— START Records for the exercise —
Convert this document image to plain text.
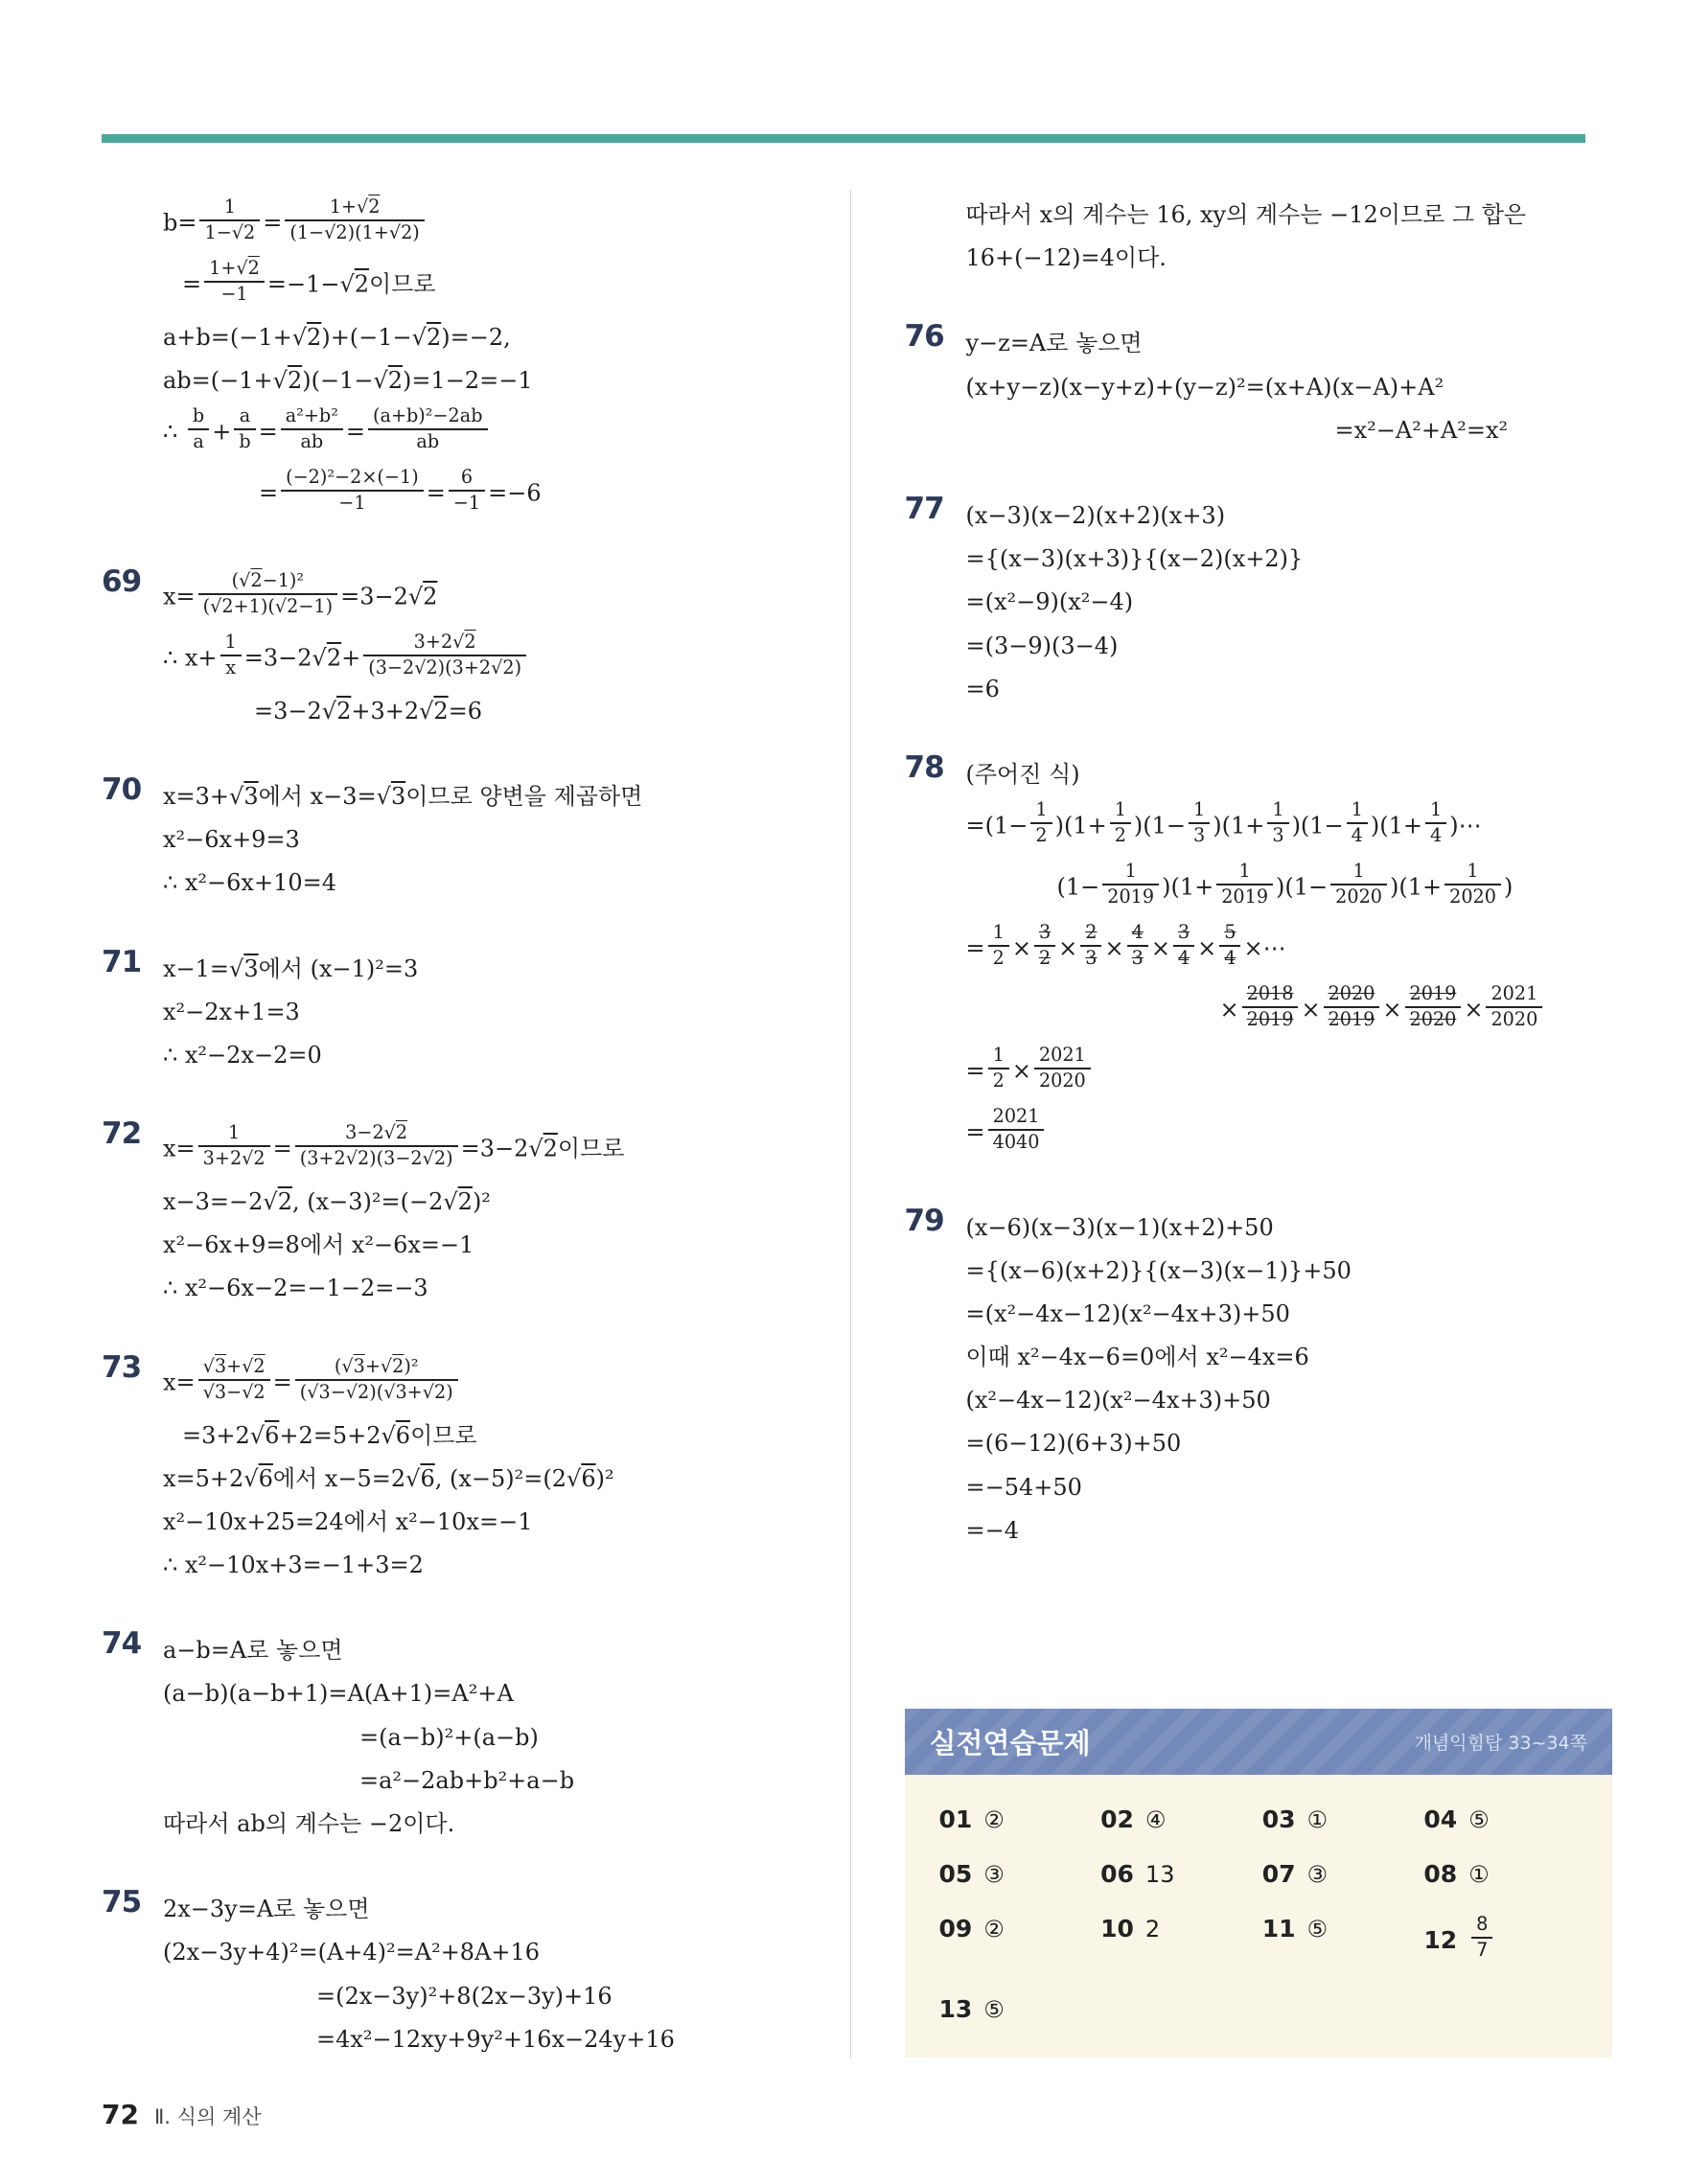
$b= \frac{1}{1-√2} = \frac{1+√2}{(1-√2)(1+√2)}$
= $\frac{1+√2}{-1} =-1-√2$이므로
a+b=(−1+√2)+(−1−√2)=−2,
ab=(−1+√2)(−1−√2)=1−2=−1
∴ $\frac{b}{a} + \frac{a}{b} = \frac{\text{a²+b²}}{ab} = \frac{\text{(a+b)²−2ab}}{ab}$
= $\frac{\text{(−2)²−2×(−1)}}{-1} = \frac{6}{-1} =-6$
69 $x= \frac{\text{(√2−1)²}}{(√2+1)(√2-1)} =3-2√2$
∴ $x+ \frac{1}{x} =3-2√2+ \frac{3+2√2}{(3-2√2)(3+2√2)}$
=3−2√2+3+2√2=6
70 x=3+√3에서 x−3=√3이므로 양변을 제곱하면
x²−6x+9=3
∴ x²−6x+10=4
71 x−1=√3에서 (x−1)²=3
x²−2x+1=3
∴ x²−2x−2=0
72 $x= \frac{1}{3+2√2} = \frac{3-2√2}{(3+2√2)(3-2√2)} =3-2√2$이므로
x−3=−2√2, (x−3)²=(−2√2)²
x²−6x+9=8에서 x²−6x=−1
∴ x²−6x−2=−1−2=−3
73 $x= \frac{√3+√2}{√3-√2} = \frac{\text{(√3+√2)²}}{(√3-√2)(√3+√2)}$
=3+2√6+2=5+2√6이므로
x=5+2√6에서 x−5=2√6, (x−5)²=(2√6)²
x²−10x+25=24에서 x²−10x=−1
∴ x²−10x+3=−1+3=2
74 a−b=A로 놓으면
(a−b)(a−b+1)=A(A+1)=A²+A
=(a−b)²+(a−b)
=a²−2ab+b²+a−b
따라서 ab의 계수는 −2이다.
75 2x−3y=A로 놓으면
(2x−3y+4)²=(A+4)²=A²+8A+16
=(2x−3y)²+8(2x−3y)+16
=4x²−12xy+9y²+16x−24y+16
따라서 x의 계수는 16, xy의 계수는 −12이므로 그 합은
16+(−12)=4이다.
76 y−z=A로 놓으면
(x+y−z)(x−y+z)+(y−z)²=(x+A)(x−A)+A²
=x²−A²+A²=x²
77 (x−3)(x−2)(x+2)(x+3)
={(x−3)(x+3)}{(x−2)(x+2)}
=(x²−9)(x²−4)
=(3−9)(3−4)
=6
78 (주어진 식)
$=(1- \frac{1}{2} )(1+ \frac{1}{2} )(1- \frac{1}{3} )(1+ \frac{1}{3} )(1- \frac{1}{4} )(1+ \frac{1}{4}$ )⋯
$(1- \frac{1}{2019} )(1+ \frac{1}{2019} )(1- \frac{1}{2020} )(1+ \frac{1}{2020}$ )
= $\frac{1}{2} \times \frac{3}{2} \times \frac{2}{3} \times \frac{4}{3} \times \frac{3}{4} \times \frac{5}{4}$ ×⋯
× $\frac{2018}{2019} \times \frac{2020}{2019} \times \frac{2019}{2020} \times \frac{2021}{2020}$
= $\frac{1}{2} \times \frac{2021}{2020}$
= $\frac{2021}{4040}$
79 (x−6)(x−3)(x−1)(x+2)+50
={(x−6)(x+2)}{(x−3)(x−1)}+50
=(x²−4x−12)(x²−4x+3)+50
이때 x²−4x−6=0에서 x²−4x=6
(x²−4x−12)(x²−4x+3)+50
=(6−12)(6+3)+50
=−54+50
=−4
실전연습문제	개념익힘탑 33~34쪽
01 ②	02 ④	03 ①	04 ⑤
05 ③	06 13	07 ③	08 ①
09 ②	10 2	11 ⑤	$12 \frac{8}{7}$
13 ⑤
72 Ⅱ. 식의 계산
— END Records for the exercise —
**Short problem**
Which lines hold the string "text"? List them all.

**Exercise result**
Convert this document image to plain text.
∴ $\frac{b}{a} + \frac{a}{b} = \frac{\text{a²+b²}}{ab} = \frac{\text{(a+b)²−2ab}}{ab}$
= $\frac{\text{(−2)²−2×(−1)}}{-1} = \frac{6}{-1} =-6$
69 $x= \frac{\text{(√2−1)²}}{(√2+1)(√2-1)} =3-2√2$
73 $x= \frac{√3+√2}{√3-√2} = \frac{\text{(√3+√2)²}}{(√3-√2)(√3+√2)}$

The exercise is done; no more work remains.